Pull out every line from the listing that has the word "NOVEMBER".

┌─ Source data

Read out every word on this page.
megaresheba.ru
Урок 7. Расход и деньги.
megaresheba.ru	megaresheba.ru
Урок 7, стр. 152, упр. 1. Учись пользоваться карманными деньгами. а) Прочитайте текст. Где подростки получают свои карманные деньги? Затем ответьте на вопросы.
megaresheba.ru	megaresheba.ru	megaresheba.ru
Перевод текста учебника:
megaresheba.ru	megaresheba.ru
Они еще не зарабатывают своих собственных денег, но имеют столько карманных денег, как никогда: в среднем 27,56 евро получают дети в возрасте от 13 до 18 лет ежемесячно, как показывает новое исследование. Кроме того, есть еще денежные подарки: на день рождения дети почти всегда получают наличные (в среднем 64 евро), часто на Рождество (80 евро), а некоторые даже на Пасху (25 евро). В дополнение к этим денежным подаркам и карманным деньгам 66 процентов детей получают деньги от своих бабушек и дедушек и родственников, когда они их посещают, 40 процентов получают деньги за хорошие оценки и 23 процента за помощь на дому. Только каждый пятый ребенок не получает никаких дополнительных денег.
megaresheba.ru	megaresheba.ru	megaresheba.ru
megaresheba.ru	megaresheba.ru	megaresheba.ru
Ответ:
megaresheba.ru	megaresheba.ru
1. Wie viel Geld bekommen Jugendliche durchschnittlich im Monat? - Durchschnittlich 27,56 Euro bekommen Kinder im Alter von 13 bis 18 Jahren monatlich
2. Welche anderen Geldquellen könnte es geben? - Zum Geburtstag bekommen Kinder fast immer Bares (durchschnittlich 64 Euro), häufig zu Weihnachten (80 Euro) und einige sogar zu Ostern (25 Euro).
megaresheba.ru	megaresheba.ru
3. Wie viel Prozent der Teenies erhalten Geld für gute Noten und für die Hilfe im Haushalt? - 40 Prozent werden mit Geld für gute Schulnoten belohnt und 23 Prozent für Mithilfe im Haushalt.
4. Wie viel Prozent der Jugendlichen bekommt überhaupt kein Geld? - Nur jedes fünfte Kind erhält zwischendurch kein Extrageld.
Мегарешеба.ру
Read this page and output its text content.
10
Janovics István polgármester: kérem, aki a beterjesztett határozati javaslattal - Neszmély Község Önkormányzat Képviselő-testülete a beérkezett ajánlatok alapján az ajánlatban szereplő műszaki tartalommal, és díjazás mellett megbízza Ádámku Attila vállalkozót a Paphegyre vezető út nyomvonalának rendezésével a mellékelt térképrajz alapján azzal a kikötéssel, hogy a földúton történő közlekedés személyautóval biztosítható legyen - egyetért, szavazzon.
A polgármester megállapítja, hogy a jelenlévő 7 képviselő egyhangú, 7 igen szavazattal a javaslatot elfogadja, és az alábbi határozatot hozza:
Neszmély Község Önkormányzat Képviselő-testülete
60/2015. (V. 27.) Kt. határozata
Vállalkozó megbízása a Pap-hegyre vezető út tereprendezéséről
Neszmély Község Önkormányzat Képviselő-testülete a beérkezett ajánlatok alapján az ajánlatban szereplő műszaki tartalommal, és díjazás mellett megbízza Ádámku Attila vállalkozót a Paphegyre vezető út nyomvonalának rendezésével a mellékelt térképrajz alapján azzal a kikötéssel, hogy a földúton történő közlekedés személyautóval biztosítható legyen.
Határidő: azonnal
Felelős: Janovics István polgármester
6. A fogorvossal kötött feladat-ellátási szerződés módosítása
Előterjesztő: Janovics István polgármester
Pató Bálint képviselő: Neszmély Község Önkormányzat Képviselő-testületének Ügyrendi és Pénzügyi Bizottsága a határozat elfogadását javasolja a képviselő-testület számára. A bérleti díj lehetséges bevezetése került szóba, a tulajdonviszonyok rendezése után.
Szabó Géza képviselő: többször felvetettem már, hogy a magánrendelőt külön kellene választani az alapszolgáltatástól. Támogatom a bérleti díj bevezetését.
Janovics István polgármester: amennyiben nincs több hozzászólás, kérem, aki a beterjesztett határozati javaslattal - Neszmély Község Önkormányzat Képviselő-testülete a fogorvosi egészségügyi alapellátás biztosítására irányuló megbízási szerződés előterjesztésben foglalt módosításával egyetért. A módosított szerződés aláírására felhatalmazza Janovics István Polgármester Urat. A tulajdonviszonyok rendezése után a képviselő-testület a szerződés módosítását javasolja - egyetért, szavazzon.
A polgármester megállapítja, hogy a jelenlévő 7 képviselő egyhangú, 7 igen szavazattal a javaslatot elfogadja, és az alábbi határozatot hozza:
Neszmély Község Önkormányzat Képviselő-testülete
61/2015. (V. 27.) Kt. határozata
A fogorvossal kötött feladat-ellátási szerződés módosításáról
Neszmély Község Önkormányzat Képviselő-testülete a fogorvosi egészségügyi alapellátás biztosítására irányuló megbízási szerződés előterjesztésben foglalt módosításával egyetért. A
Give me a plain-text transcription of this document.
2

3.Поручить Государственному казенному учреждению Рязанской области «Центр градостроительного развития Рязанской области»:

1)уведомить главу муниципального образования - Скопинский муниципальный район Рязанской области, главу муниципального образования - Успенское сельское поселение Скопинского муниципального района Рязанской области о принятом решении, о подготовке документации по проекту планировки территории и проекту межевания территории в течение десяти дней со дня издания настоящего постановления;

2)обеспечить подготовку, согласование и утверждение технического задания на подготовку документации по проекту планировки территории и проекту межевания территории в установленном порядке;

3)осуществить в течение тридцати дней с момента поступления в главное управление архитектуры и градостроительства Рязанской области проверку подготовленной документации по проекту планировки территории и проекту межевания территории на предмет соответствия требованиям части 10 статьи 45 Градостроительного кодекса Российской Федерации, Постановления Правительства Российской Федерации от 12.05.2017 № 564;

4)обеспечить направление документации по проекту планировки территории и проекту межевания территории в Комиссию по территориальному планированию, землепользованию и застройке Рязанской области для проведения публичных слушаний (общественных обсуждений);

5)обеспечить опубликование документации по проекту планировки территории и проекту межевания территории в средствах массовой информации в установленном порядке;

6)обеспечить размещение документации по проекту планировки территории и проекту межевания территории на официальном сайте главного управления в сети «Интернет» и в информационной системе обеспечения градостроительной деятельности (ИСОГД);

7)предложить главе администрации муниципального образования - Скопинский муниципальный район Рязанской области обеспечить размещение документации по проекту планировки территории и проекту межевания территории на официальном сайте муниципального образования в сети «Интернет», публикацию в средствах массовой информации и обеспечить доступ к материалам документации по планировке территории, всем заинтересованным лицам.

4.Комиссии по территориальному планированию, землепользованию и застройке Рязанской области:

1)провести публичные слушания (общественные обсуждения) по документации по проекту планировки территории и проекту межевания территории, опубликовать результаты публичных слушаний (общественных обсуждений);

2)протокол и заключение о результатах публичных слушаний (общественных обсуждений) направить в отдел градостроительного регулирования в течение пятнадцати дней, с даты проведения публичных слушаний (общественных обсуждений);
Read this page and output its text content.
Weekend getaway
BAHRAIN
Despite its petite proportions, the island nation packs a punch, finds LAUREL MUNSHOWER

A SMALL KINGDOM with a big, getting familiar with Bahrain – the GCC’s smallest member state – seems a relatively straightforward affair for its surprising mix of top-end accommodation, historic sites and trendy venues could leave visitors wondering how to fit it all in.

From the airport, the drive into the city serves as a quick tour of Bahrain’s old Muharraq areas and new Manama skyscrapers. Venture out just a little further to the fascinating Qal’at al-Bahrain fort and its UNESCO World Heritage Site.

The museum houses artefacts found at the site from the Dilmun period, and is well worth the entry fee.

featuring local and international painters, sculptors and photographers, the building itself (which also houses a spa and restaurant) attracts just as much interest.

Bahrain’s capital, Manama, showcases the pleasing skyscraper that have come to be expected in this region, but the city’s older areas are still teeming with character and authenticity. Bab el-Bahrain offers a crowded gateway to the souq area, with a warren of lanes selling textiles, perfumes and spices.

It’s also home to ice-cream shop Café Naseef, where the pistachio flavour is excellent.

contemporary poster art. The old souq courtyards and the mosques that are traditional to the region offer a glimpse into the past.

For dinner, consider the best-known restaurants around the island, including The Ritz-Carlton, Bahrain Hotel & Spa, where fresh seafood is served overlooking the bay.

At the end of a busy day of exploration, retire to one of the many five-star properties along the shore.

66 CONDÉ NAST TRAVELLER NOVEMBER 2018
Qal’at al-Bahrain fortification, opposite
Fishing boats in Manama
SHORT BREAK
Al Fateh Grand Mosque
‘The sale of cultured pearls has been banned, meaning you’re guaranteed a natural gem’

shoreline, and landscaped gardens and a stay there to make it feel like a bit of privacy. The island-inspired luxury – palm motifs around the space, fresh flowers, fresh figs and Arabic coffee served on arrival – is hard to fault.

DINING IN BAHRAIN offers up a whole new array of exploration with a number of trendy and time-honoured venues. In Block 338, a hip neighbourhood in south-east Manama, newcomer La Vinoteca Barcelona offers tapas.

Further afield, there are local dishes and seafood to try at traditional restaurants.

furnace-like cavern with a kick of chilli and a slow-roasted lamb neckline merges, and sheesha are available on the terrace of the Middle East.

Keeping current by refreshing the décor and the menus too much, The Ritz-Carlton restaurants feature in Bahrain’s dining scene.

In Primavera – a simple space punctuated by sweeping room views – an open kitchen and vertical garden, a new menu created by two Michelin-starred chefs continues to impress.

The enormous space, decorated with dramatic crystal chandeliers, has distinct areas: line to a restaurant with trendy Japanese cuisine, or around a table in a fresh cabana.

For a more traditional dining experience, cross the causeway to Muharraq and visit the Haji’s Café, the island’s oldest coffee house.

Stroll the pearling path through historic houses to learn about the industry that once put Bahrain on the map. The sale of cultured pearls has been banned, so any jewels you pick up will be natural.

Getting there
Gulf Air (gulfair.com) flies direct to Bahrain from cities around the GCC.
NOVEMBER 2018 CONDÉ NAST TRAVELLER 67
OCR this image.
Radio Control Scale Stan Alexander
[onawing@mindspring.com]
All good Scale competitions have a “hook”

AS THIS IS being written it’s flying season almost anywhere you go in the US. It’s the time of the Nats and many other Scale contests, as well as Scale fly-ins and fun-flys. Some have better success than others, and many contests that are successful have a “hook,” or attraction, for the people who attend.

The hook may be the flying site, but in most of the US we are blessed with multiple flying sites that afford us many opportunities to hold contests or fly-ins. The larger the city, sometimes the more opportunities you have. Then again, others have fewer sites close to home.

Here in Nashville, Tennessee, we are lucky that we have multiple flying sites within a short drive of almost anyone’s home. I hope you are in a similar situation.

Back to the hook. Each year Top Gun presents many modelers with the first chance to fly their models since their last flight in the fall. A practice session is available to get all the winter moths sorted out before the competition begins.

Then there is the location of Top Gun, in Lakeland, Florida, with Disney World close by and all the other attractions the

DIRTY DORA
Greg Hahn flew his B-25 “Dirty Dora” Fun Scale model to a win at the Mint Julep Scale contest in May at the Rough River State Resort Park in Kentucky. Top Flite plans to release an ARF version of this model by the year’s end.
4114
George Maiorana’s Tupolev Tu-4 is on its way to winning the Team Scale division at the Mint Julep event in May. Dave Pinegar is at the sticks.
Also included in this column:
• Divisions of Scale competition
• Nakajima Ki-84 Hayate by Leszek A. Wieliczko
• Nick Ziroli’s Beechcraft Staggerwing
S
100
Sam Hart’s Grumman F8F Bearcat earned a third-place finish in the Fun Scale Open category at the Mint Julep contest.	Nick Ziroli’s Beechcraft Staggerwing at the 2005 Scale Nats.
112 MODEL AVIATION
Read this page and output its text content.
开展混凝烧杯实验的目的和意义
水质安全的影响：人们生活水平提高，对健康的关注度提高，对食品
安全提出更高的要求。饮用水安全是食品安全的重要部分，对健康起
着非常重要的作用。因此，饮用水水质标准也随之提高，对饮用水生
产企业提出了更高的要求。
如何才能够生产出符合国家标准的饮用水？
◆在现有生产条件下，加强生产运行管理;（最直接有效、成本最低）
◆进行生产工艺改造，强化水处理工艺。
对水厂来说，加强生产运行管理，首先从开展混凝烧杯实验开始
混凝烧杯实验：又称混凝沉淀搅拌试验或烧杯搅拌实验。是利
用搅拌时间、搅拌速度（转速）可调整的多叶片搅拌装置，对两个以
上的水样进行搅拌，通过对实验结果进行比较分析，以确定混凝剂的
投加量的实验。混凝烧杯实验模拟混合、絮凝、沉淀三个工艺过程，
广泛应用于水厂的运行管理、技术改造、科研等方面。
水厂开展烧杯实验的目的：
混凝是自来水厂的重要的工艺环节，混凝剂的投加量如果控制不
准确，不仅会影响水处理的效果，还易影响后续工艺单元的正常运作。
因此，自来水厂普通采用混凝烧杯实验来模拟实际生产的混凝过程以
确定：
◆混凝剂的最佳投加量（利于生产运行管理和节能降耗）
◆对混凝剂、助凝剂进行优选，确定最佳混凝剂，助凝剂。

└─

Completed exercise:
66 CONDÉ NAST TRAVELLER NOVEMBER 2018
NOVEMBER 2018 CONDÉ NAST TRAVELLER 67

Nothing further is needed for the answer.